**Exercise aim**
Reproduce the listing exactly and skip over any pictures.

BEGIN Raw data

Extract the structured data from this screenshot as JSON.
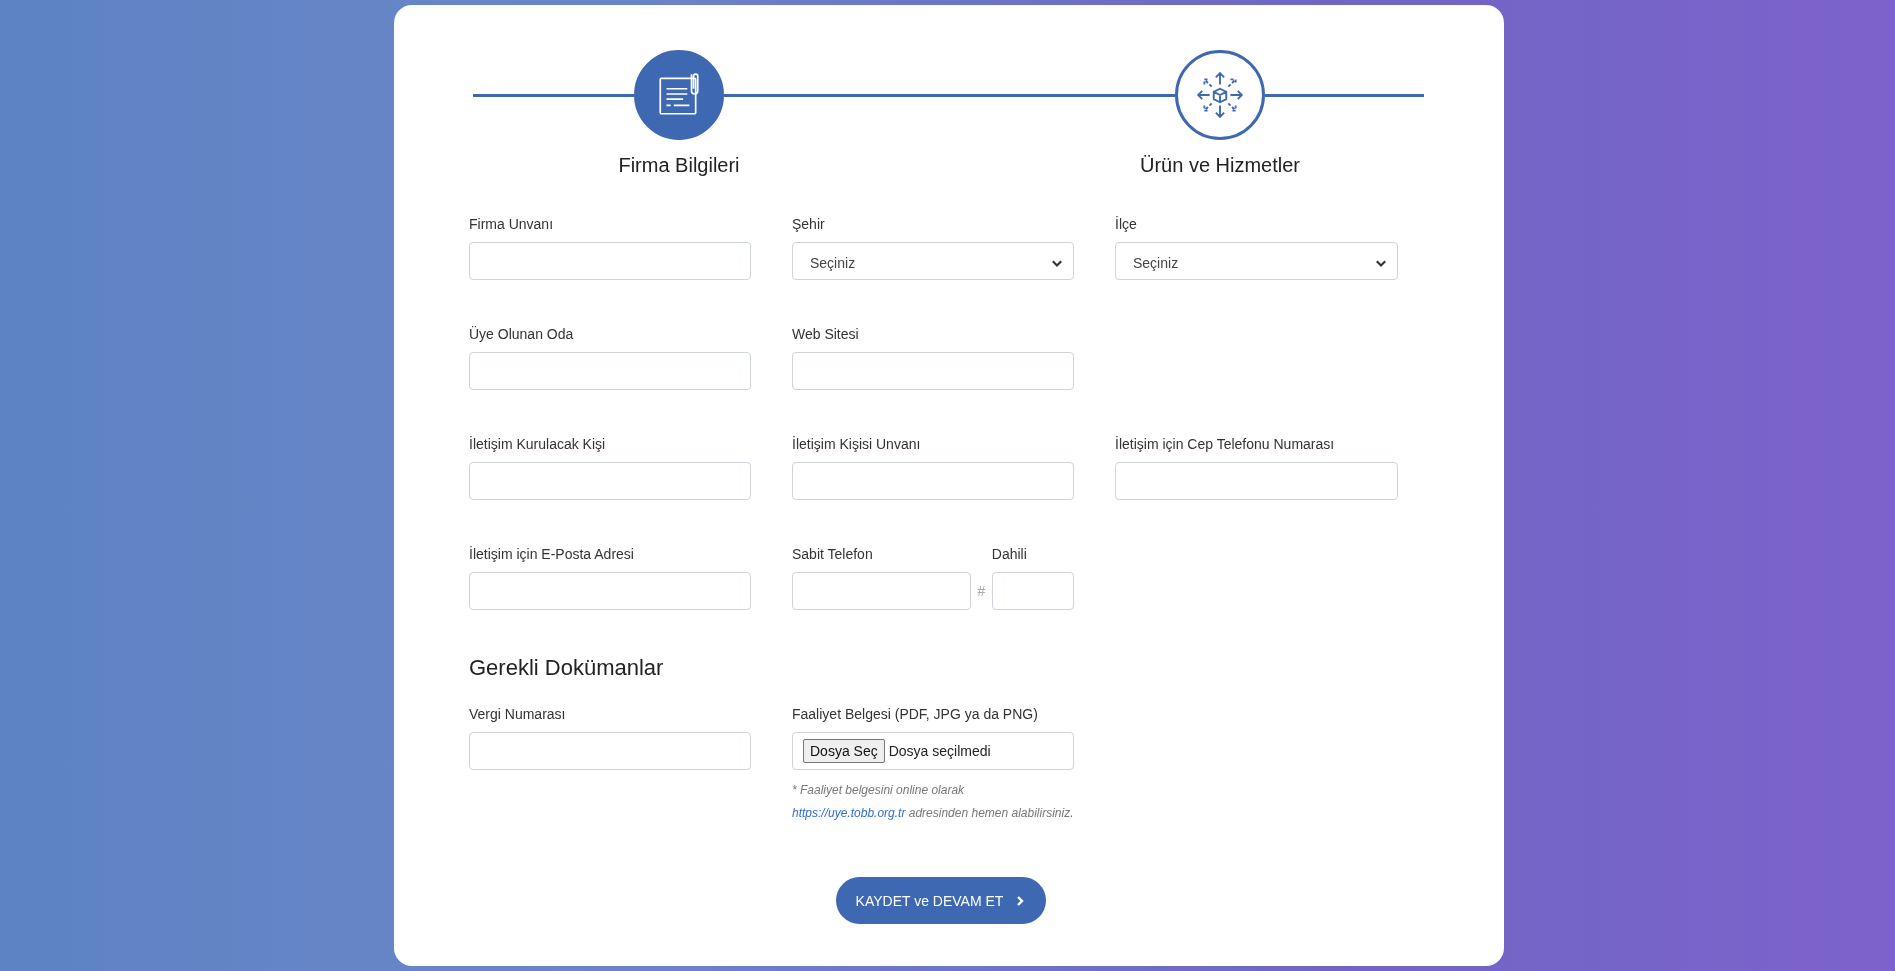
{
  "steps": [
    {
      "label": "Firma Bilgileri",
      "kind": "document",
      "selected": true
    },
    {
      "label": "Ürün ve Hizmetler",
      "kind": "products",
      "selected": false
    }
  ],
  "form_rows": [
    [
      {
        "kind": "text",
        "label": "Firma Unvanı"
      },
      {
        "kind": "select",
        "label": "Şehir",
        "value": "Seçiniz"
      },
      {
        "kind": "select",
        "label": "İlçe",
        "value": "Seçiniz"
      }
    ],
    [
      {
        "kind": "text",
        "label": "Üye Olunan Oda"
      },
      {
        "kind": "text",
        "label": "Web Sitesi"
      }
    ],
    [
      {
        "kind": "text",
        "label": "İletişim Kurulacak Kişi"
      },
      {
        "kind": "text",
        "label": "İletişim Kişisi Unvanı"
      },
      {
        "kind": "text",
        "label": "İletişim için Cep Telefonu Numarası"
      }
    ],
    [
      {
        "kind": "text",
        "label": "İletişim için E-Posta Adresi"
      },
      {
        "kind": "phone",
        "label": "Sabit Telefon",
        "ext_label": "Dahili",
        "separator": "#"
      }
    ]
  ],
  "documents": {
    "title": "Gerekli Dokümanlar",
    "fields": [
      {
        "kind": "text",
        "label": "Vergi Numarası"
      },
      {
        "kind": "file",
        "label": "Faaliyet Belgesi (PDF, JPG ya da PNG)",
        "button": "Dosya Seç",
        "status": "Dosya seçilmedi",
        "note": "* Faaliyet belgesini online olarak",
        "link": "https://uye.tobb.org.tr",
        "note_after": " adresinden hemen alabilirsiniz."
      }
    ]
  },
  "submit": {
    "label": "KAYDET ve DEVAM ET"
  }
}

END Raw data

**Right answer**
Extract the structured data from this screenshot as JSON.
{
  "steps": [
    {
      "label": "Firma Bilgileri",
      "kind": "document",
      "selected": true
    },
    {
      "label": "Ürün ve Hizmetler",
      "kind": "products",
      "selected": false
    }
  ],
  "form_rows": [
    [
      {
        "kind": "text",
        "label": "Firma Unvanı"
      },
      {
        "kind": "select",
        "label": "Şehir",
        "value": "Seçiniz"
      },
      {
        "kind": "select",
        "label": "İlçe",
        "value": "Seçiniz"
      }
    ],
    [
      {
        "kind": "text",
        "label": "Üye Olunan Oda"
      },
      {
        "kind": "text",
        "label": "Web Sitesi"
      }
    ],
    [
      {
        "kind": "text",
        "label": "İletişim Kurulacak Kişi"
      },
      {
        "kind": "text",
        "label": "İletişim Kişisi Unvanı"
      },
      {
        "kind": "text",
        "label": "İletişim için Cep Telefonu Numarası"
      }
    ],
    [
      {
        "kind": "text",
        "label": "İletişim için E-Posta Adresi"
      },
      {
        "kind": "phone",
        "label": "Sabit Telefon",
        "ext_label": "Dahili",
        "separator": "#"
      }
    ]
  ],
  "documents": {
    "title": "Gerekli Dokümanlar",
    "fields": [
      {
        "kind": "text",
        "label": "Vergi Numarası"
      },
      {
        "kind": "file",
        "label": "Faaliyet Belgesi (PDF, JPG ya da PNG)",
        "button": "Dosya Seç",
        "status": "Dosya seçilmedi",
        "note": "* Faaliyet belgesini online olarak",
        "link": "https://uye.tobb.org.tr",
        "note_after": " adresinden hemen alabilirsiniz."
      }
    ]
  },
  "submit": {
    "label": "KAYDET ve DEVAM ET"
  }
}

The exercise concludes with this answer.